## TASK STATEMENT
Below is a listing to write out in full, exactly as given, without its pictures.

## RECORDS SHOWN

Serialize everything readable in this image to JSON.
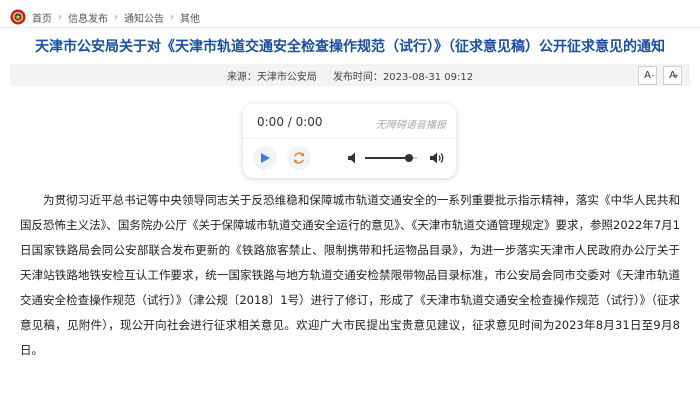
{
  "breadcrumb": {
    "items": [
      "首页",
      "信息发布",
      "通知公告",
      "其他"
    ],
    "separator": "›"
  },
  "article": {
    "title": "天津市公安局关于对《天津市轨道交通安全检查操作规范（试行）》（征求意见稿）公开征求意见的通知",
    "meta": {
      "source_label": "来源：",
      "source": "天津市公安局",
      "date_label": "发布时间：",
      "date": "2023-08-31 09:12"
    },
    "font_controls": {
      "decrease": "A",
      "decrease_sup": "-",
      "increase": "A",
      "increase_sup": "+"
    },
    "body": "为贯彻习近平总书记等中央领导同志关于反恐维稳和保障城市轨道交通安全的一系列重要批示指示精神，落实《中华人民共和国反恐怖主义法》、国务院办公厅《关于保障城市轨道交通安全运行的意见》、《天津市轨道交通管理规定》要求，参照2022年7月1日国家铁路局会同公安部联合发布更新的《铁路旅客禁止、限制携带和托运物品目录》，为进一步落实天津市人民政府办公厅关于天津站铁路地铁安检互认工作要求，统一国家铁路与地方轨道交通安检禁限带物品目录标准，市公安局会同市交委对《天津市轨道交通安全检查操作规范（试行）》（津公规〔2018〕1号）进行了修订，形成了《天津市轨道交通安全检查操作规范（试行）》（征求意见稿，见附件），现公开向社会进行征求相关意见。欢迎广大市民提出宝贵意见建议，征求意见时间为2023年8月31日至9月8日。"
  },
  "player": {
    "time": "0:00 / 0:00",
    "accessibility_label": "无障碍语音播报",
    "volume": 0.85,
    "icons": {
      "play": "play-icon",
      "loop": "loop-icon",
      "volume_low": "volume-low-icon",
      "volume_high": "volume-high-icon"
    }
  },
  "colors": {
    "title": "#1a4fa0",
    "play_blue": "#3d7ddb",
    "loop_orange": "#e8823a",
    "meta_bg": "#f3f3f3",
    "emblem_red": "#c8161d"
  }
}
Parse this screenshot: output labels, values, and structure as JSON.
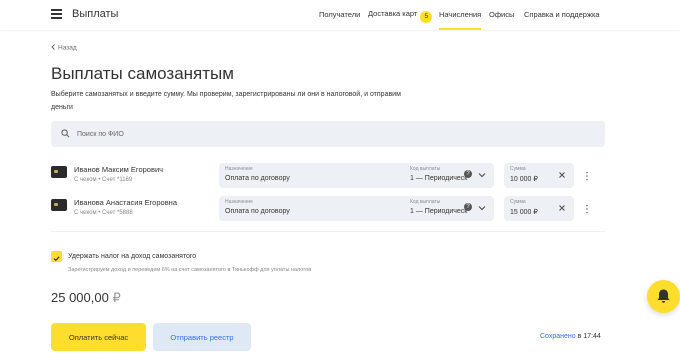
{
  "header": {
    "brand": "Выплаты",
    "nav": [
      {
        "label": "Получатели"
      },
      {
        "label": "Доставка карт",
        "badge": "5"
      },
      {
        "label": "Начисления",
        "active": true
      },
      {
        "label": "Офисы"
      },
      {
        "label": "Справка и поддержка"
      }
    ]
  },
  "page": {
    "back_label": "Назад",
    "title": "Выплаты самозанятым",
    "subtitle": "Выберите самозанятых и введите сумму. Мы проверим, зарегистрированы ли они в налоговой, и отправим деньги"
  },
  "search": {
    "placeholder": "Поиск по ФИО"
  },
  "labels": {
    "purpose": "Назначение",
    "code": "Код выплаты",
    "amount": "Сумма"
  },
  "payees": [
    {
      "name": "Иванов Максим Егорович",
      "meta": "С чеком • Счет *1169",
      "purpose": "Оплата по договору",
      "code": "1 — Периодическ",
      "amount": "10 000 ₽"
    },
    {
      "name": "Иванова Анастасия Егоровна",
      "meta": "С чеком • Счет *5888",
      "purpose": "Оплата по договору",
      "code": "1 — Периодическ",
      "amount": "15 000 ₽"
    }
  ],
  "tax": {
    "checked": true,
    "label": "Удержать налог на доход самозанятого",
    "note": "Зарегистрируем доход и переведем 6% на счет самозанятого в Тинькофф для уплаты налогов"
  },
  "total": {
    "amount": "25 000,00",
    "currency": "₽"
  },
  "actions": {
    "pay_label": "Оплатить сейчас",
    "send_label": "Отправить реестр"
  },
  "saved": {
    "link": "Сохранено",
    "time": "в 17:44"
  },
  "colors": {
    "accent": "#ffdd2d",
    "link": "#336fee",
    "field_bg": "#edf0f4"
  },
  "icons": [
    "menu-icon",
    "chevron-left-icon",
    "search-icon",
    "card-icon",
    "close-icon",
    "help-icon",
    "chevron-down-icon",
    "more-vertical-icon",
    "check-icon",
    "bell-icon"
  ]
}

## SOLUTION TO THIS TASK
Serialize everything readable in this image to JSON.
{
  "breadcrumb": {
    "items": [
      "首页",
      "信息发布",
      "通知公告",
      "其他"
    ],
    "separator": "›"
  },
  "article": {
    "title": "天津市公安局关于对《天津市轨道交通安全检查操作规范（试行）》（征求意见稿）公开征求意见的通知",
    "meta": {
      "source_label": "来源：",
      "source": "天津市公安局",
      "date_label": "发布时间：",
      "date": "2023-08-31 09:12"
    },
    "font_controls": {
      "decrease": "A",
      "decrease_sup": "-",
      "increase": "A",
      "increase_sup": "+"
    },
    "body": "为贯彻习近平总书记等中央领导同志关于反恐维稳和保障城市轨道交通安全的一系列重要批示指示精神，落实《中华人民共和国反恐怖主义法》、国务院办公厅《关于保障城市轨道交通安全运行的意见》、《天津市轨道交通管理规定》要求，参照2022年7月1日国家铁路局会同公安部联合发布更新的《铁路旅客禁止、限制携带和托运物品目录》，为进一步落实天津市人民政府办公厅关于天津站铁路地铁安检互认工作要求，统一国家铁路与地方轨道交通安检禁限带物品目录标准，市公安局会同市交委对《天津市轨道交通安全检查操作规范（试行）》（津公规〔2018〕1号）进行了修订，形成了《天津市轨道交通安全检查操作规范（试行）》（征求意见稿，见附件），现公开向社会进行征求相关意见。欢迎广大市民提出宝贵意见建议，征求意见时间为2023年8月31日至9月8日。"
  },
  "player": {
    "time": "0:00 / 0:00",
    "accessibility_label": "无障碍语音播报",
    "volume": 0.85,
    "icons": {
      "play": "play-icon",
      "loop": "loop-icon",
      "volume_low": "volume-low-icon",
      "volume_high": "volume-high-icon"
    }
  },
  "colors": {
    "title": "#1a4fa0",
    "play_blue": "#3d7ddb",
    "loop_orange": "#e8823a",
    "meta_bg": "#f3f3f3",
    "emblem_red": "#c8161d"
  }
}
Parse this screenshot: output labels, values, and structure as JSON.
{
  "header": {
    "brand": "Выплаты",
    "nav": [
      {
        "label": "Получатели"
      },
      {
        "label": "Доставка карт",
        "badge": "5"
      },
      {
        "label": "Начисления",
        "active": true
      },
      {
        "label": "Офисы"
      },
      {
        "label": "Справка и поддержка"
      }
    ]
  },
  "page": {
    "back_label": "Назад",
    "title": "Выплаты самозанятым",
    "subtitle": "Выберите самозанятых и введите сумму. Мы проверим, зарегистрированы ли они в налоговой, и отправим деньги"
  },
  "search": {
    "placeholder": "Поиск по ФИО"
  },
  "labels": {
    "purpose": "Назначение",
    "code": "Код выплаты",
    "amount": "Сумма"
  },
  "payees": [
    {
      "name": "Иванов Максим Егорович",
      "meta": "С чеком • Счет *1169",
      "purpose": "Оплата по договору",
      "code": "1 — Периодическ",
      "amount": "10 000 ₽"
    },
    {
      "name": "Иванова Анастасия Егоровна",
      "meta": "С чеком • Счет *5888",
      "purpose": "Оплата по договору",
      "code": "1 — Периодическ",
      "amount": "15 000 ₽"
    }
  ],
  "tax": {
    "checked": true,
    "label": "Удержать налог на доход самозанятого",
    "note": "Зарегистрируем доход и переведем 6% на счет самозанятого в Тинькофф для уплаты налогов"
  },
  "total": {
    "amount": "25 000,00",
    "currency": "₽"
  },
  "actions": {
    "pay_label": "Оплатить сейчас",
    "send_label": "Отправить реестр"
  },
  "saved": {
    "link": "Сохранено",
    "time": "в 17:44"
  },
  "colors": {
    "accent": "#ffdd2d",
    "link": "#336fee",
    "field_bg": "#edf0f4"
  },
  "icons": [
    "menu-icon",
    "chevron-left-icon",
    "search-icon",
    "card-icon",
    "close-icon",
    "help-icon",
    "chevron-down-icon",
    "more-vertical-icon",
    "check-icon",
    "bell-icon"
  ]
}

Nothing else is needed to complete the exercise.